> **COSA FARE**
Nel testo sull'Associazione, chi sostituisce il Presidente in caso di assenza o di altro impedimento?
:: TESTO DELL'ESERCIZIO
In particolare compete al Presidente:
− predisporre le linee generali del programma delle attività annuali ed a medio termine dell’Associazione; − redigere la relazione consuntiva annuale sull’attività dell’Associazione;
− vigilare sulle strutture e sui servizi dell’Associazione;
− determinare i criteri organizzativi che garantiscano efficienza, efficacia, funzionalità e puntuale individuazione delle opportunità ed esigenze per l’Associazione e gli associati;
− emanare i regolamenti interni degli organi e strutture dell’Associazione.
Il Presidente individua, istituisce e presiede comitati operativi, tecnici e scientifici determinandone la durata, le modalità di funzionamento, gli obiettivi.
Per i casi d’indisponibilità ovvero d’assenza o di qualsiasi altro impedimento del Presidente lo stesso è sostituito dal Vicepresidente.

torna su

ARTICOLO 19

Il Consiglio Direttivo istutyuisce un Comitato Scientifico, avente funzione consultiva, che può essere composto anche da persone non associate, ed è presieduto dal Presidente dell’Associazione. Il Comitato Scientifico nomina al suo interno un Coordinatore.
::::
:: DATI IN ESAME
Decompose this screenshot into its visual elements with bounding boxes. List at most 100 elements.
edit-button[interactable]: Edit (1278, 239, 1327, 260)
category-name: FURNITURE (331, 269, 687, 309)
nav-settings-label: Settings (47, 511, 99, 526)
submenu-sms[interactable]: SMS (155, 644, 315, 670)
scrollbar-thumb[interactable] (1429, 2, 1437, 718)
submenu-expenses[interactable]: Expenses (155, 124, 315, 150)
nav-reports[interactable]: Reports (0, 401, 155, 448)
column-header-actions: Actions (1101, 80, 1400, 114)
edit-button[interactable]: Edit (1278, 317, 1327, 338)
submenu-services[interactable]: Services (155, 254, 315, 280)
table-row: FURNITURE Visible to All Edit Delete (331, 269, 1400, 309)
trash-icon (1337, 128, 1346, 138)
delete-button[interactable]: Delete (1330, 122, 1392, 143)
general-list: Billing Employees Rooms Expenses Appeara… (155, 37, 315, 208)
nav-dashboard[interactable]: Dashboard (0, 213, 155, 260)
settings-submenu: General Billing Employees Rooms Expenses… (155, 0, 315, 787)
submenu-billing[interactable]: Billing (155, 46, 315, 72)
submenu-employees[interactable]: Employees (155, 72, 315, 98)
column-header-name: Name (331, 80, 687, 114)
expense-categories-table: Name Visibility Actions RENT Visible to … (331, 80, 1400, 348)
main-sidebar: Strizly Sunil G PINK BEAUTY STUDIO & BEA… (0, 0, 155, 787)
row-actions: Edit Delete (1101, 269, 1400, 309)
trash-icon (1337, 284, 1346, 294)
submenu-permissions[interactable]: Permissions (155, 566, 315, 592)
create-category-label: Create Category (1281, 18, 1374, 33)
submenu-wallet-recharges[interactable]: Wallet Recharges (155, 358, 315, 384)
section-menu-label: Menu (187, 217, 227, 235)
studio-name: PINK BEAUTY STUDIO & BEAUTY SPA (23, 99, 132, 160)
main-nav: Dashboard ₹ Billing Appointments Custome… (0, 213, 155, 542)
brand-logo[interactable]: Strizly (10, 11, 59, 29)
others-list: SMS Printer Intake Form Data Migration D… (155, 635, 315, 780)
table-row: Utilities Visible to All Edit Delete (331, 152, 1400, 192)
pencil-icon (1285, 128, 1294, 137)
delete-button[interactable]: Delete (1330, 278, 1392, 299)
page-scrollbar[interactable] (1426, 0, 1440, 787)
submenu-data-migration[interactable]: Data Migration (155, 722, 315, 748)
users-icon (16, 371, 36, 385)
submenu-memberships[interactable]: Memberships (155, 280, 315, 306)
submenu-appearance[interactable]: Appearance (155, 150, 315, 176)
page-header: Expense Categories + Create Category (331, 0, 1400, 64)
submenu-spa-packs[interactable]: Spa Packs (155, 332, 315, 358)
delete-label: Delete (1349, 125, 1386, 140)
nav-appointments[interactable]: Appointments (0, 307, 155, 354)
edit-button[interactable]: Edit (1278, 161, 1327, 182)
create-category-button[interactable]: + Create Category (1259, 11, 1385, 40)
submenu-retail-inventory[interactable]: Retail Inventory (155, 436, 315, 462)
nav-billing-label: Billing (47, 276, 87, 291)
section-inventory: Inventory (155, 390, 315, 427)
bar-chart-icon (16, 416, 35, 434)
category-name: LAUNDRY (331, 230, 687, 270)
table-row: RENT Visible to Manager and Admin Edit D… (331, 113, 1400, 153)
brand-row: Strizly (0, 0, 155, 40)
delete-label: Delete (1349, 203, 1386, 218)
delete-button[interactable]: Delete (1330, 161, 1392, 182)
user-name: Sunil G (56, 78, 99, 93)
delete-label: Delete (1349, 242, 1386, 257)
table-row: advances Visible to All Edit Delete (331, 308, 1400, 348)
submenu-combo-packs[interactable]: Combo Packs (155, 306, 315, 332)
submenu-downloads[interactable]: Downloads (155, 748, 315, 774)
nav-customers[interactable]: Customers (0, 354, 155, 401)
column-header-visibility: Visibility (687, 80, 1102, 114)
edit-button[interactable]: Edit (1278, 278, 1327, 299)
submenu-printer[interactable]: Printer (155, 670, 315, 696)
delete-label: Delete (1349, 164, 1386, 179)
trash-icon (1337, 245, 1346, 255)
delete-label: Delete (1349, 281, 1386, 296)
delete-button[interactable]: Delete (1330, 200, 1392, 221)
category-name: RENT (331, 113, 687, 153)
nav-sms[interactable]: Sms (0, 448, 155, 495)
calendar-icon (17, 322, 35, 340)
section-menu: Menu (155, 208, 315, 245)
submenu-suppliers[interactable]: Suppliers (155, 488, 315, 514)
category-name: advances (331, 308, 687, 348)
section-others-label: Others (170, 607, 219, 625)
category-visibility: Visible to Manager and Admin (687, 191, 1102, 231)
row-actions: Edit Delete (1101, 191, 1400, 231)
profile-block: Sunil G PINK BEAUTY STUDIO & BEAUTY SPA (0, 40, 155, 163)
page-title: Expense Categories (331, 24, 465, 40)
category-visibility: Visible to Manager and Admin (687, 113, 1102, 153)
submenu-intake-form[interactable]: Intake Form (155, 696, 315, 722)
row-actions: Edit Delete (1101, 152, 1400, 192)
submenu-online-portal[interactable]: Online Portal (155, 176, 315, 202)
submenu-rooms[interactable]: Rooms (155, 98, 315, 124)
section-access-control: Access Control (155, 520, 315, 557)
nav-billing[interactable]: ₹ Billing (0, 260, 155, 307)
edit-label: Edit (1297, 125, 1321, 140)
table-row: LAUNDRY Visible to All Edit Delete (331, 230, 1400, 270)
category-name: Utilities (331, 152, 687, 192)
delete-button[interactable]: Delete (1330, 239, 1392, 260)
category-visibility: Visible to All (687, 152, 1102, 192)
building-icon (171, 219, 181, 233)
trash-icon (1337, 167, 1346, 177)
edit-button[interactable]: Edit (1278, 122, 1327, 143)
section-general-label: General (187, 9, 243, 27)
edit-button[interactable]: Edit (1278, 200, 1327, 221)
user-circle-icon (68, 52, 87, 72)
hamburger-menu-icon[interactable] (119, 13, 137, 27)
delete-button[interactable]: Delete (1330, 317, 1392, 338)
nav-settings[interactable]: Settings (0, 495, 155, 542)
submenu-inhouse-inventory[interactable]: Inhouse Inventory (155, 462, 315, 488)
::::
> **RISPOSTA**
Il Vicepresidente.